→ Problem: Gather each line in the entries that includes the string "городах".
[START OF Data for this exercise]
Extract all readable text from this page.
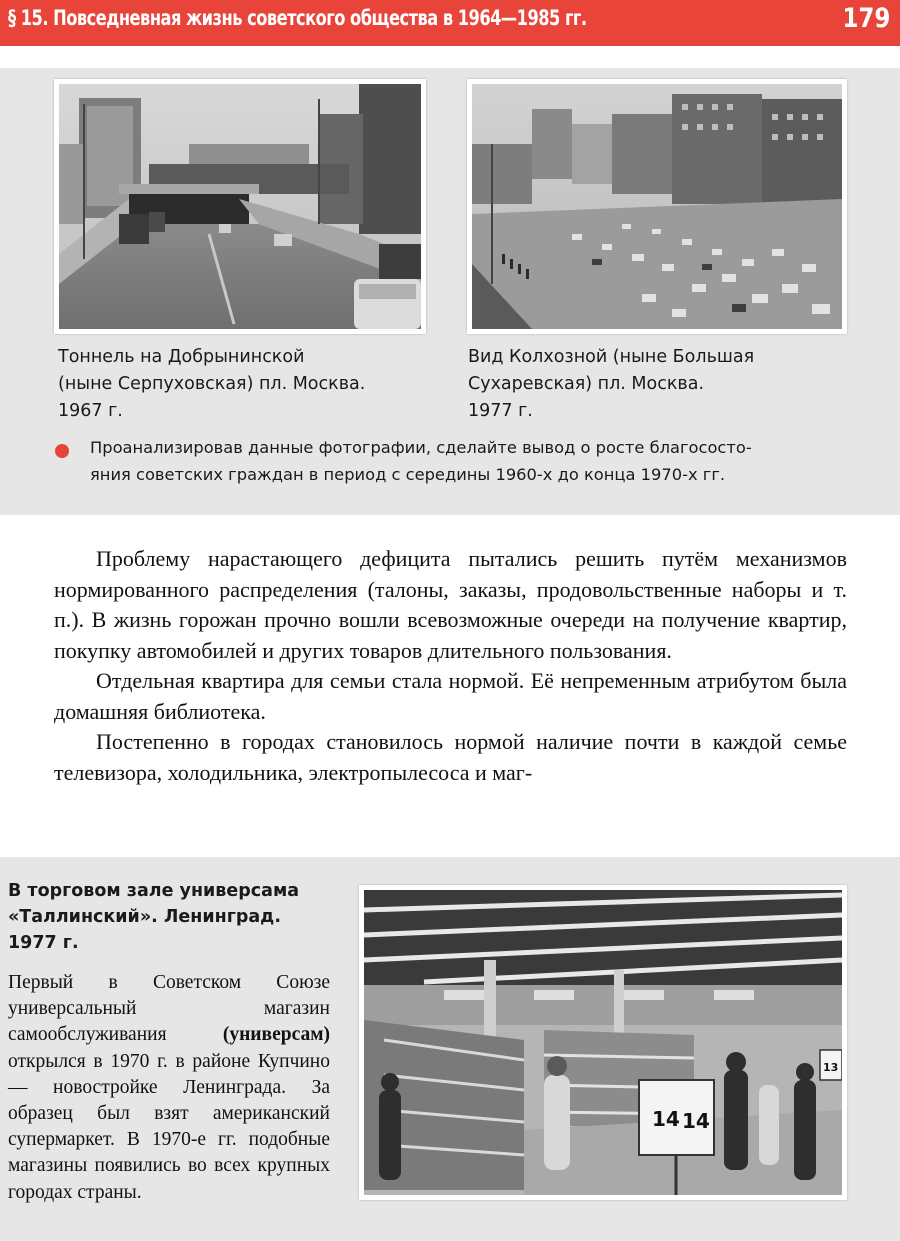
§ 15. Повседневная жизнь советского общества в 1964—1985 гг.	179
Тоннель на Добрынинской
(ныне Серпуховская) пл. Москва.
1967 г.
Вид Колхозной (ныне Большая
Сухаревская) пл. Москва.
1977 г.
Проанализировав данные фотографии, сделайте вывод о росте благососто-
яния советских граждан в период с середины 1960-х до конца 1970-х гг.

Проблему нарастающего дефицита пытались решить путём механизмов нормированного распределения (талоны, заказы, продовольственные наборы и т. п.). В жизнь горожан прочно вошли всевозможные очереди на получение квартир, покупку автомобилей и других товаров длительного пользования.

Отдельная квартира для семьи стала нормой. Её непременным атрибутом была домашняя библиотека.

Постепенно в городах становилось нормой наличие почти в каждой семье телевизора, холодильника, электропылесоса и маг-

В торговом зале универсама
«Таллинский». Ленинград.
1977 г.
Первый в Советском Союзе универсальный магазин самообслуживания (универсам) открылся в 1970 г. в районе Купчино — новостройке Ленинграда. За образец был взят американский супермаркет. В 1970-е гг. подобные магазины появились во всех крупных городах страны.
14 14
13
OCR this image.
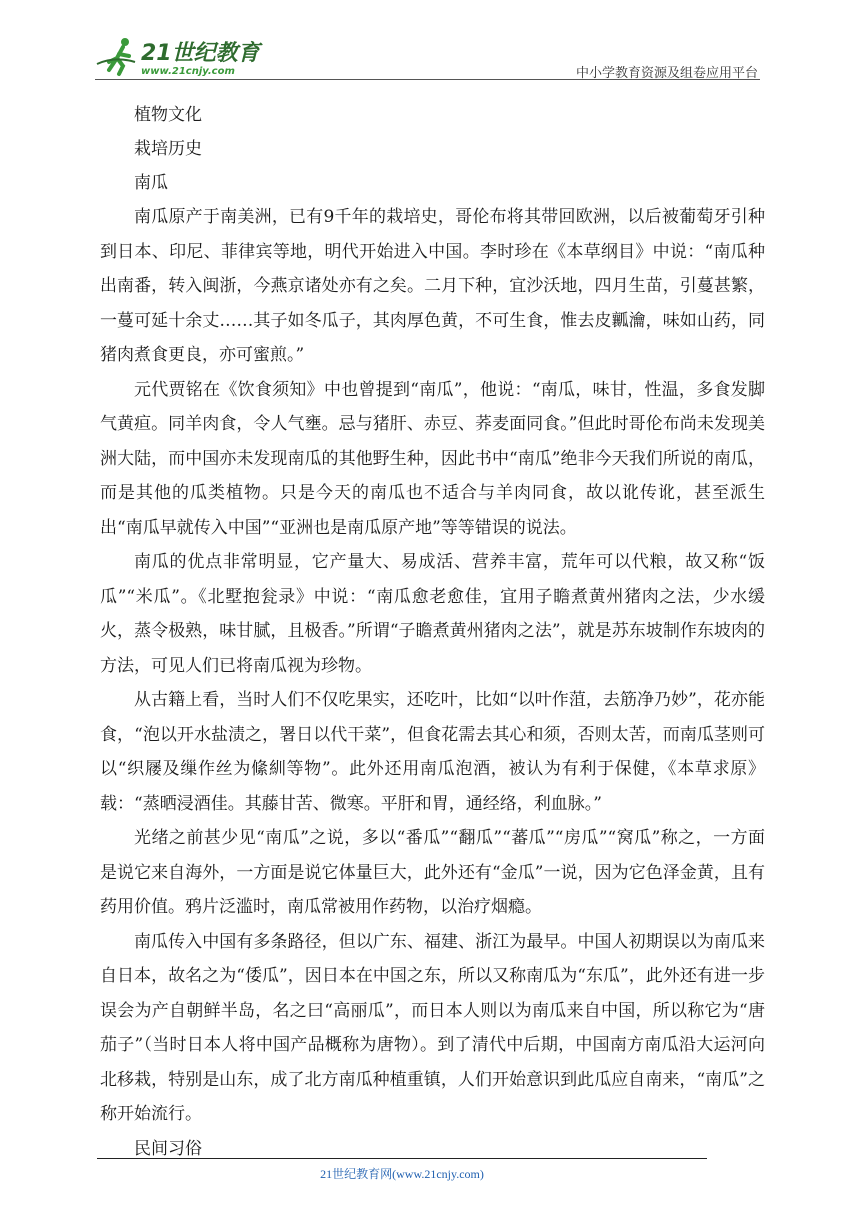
21世纪教育
www.21cnjy.com	中小学教育资源及组卷应用平台

植物文化

栽培历史

南瓜

南瓜原产于南美洲，已有9千年的栽培史，哥伦布将其带回欧洲，以后被葡萄牙引种到日本、印尼、菲律宾等地，明代开始进入中国。李时珍在《本草纲目》中说：“南瓜种出南番，转入闽浙，今燕京诸处亦有之矣。二月下种，宜沙沃地，四月生苗，引蔓甚繁，一蔓可延十余丈……其子如冬瓜子，其肉厚色黄，不可生食，惟去皮瓤瀹，味如山药，同猪肉煮食更良，亦可蜜煎。”

元代贾铭在《饮食须知》中也曾提到“南瓜”，他说：“南瓜，味甘，性温，多食发脚气黄疸。同羊肉食，令人气壅。忌与猪肝、赤豆、荞麦面同食。”但此时哥伦布尚未发现美洲大陆，而中国亦未发现南瓜的其他野生种，因此书中“南瓜”绝非今天我们所说的南瓜，而是其他的瓜类植物。只是今天的南瓜也不适合与羊肉同食，故以讹传讹，甚至派生出“南瓜早就传入中国”“亚洲也是南瓜原产地”等等错误的说法。

南瓜的优点非常明显，它产量大、易成活、营养丰富，荒年可以代粮，故又称“饭瓜”“米瓜”。《北墅抱瓮录》中说：“南瓜愈老愈佳，宜用子瞻煮黄州猪肉之法，少水缓火，蒸令极熟，味甘腻，且极香。”所谓“子瞻煮黄州猪肉之法”，就是苏东坡制作东坡肉的方法，可见人们已将南瓜视为珍物。

从古籍上看，当时人们不仅吃果实，还吃叶，比如“以叶作菹，去筋净乃妙”，花亦能食，“泡以开水盐渍之，署日以代干菜”，但食花需去其心和须，否则太苦，而南瓜茎则可以“织屦及缫作丝为絛紃等物”。此外还用南瓜泡酒，被认为有利于保健，《本草求原》载：“蒸晒浸酒佳。其藤甘苦、微寒。平肝和胃，通经络，利血脉。”

光绪之前甚少见“南瓜”之说，多以“番瓜”“翻瓜”“蕃瓜”“房瓜”“窝瓜”称之，一方面是说它来自海外，一方面是说它体量巨大，此外还有“金瓜”一说，因为它色泽金黄，且有药用价值。鸦片泛滥时，南瓜常被用作药物，以治疗烟瘾。

南瓜传入中国有多条路径，但以广东、福建、浙江为最早。中国人初期误以为南瓜来自日本，故名之为“倭瓜”，因日本在中国之东，所以又称南瓜为“东瓜”，此外还有进一步误会为产自朝鲜半岛，名之曰“高丽瓜”，而日本人则以为南瓜来自中国，所以称它为“唐茄子”（当时日本人将中国产品概称为唐物）。到了清代中后期，中国南方南瓜沿大运河向北移栽，特别是山东，成了北方南瓜种植重镇，人们开始意识到此瓜应自南来，“南瓜”之称开始流行。

民间习俗

21世纪教育网(www.21cnjy.com)
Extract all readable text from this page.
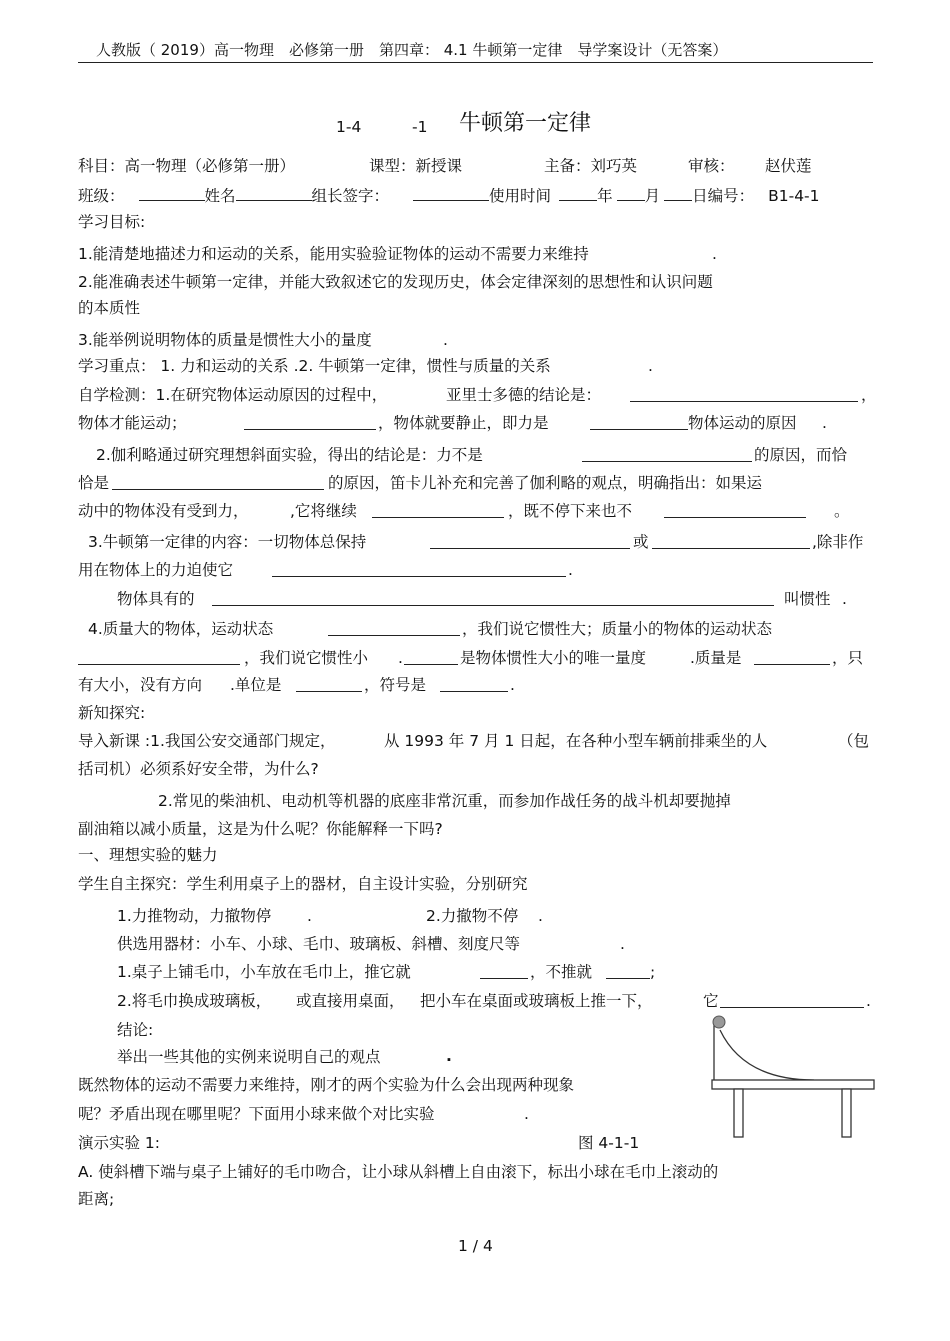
人教版（ 2019）高一物理　必修第一册　第四章： 4.1 牛顿第一定律　导学案设计（无答案）
1-4	-1 牛顿第一定律
科目：高一物理（必修第一册）	课型：新授课	主备：刘巧英	审核： 赵伏莲
班级：	姓名	组长签字：	使用时间	年 月 日编号： B1-4-1
学习目标:
1.能清楚地描述力和运动的关系，能用实验验证物体的运动不需要力来维持	.
2.能准确表述牛顿第一定律，并能大致叙述它的发现历史，体会定律深刻的思想性和认识问题
的本质性
3.能举例说明物体的质量是惯性大小的量度	.
学习重点： 1. 力和运动的关系 .2. 牛顿第一定律，惯性与质量的关系	.
自学检测：1.在研究物体运动原因的过程中，	亚里士多德的结论是：	，
物体才能运动；	，物体就要静止，即力是	物体运动的原因 .
2.伽利略通过研究理想斜面实验，得出的结论是：力不是	的原因，而恰
恰是	的原因，笛卡儿补充和完善了伽利略的观点，明确指出：如果运
动中的物体没有受到力，	,它将继续	，既不停下来也不	。
3.牛顿第一定律的内容：一切物体总保持	或	,除非作
用在物体上的力迫使它	.
物体具有的	叫惯性 .
4.质量大的物体，运动状态	，我们说它惯性大；质量小的物体的运动状态
，我们说它惯性小 .	是物体惯性大小的唯一量度	.质量是	，只
有大小，没有方向 .单位是	，符号是	.
新知探究:
导入新课 :1.我国公安交通部门规定，	从 1993 年 7 月 1 日起，在各种小型车辆前排乘坐的人	（包
括司机）必须系好安全带，为什么?
2.常见的柴油机、电动机等机器的底座非常沉重，而参加作战任务的战斗机却要抛掉
副油箱以减小质量，这是为什么呢？你能解释一下吗?
一、理想实验的魅力
学生自主探究：学生利用桌子上的器材，自主设计实验，分别研究
1.力推物动，力撤物停 .	2.力撤物不停 .
供选用器材：小车、小球、毛巾、玻璃板、斜槽、刻度尺等	.
1.桌子上铺毛巾，小车放在毛巾上，推它就	，不推就	;
2.将毛巾换成玻璃板， 或直接用桌面， 把小车在桌面或玻璃板上推一下，	它	.
结论:
举出一些其他的实例来说明自己的观点	.
既然物体的运动不需要力来维持，刚才的两个实验为什么会出现两种现象
呢？矛盾出现在哪里呢？下面用小球来做个对比实验	.
演示实验 1:	图 4-1-1
A. 使斜槽下端与桌子上铺好的毛巾吻合，让小球从斜槽上自由滚下，标出小球在毛巾上滚动的
距离;
1 / 4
[END OF Data for this exercise]
→ Task answer:
Постепенно в городах становилось нормой наличие почти в каждой семье телевизора, холодильника, электропылесоса и маг-
Первый в Советском Союзе универсальный магазин самообслуживания (универсам) открылся в 1970 г. в районе Купчино — новостройке Ленинграда. За образец был взят американский супермаркет. В 1970-е гг. подобные магазины появились во всех крупных городах страны.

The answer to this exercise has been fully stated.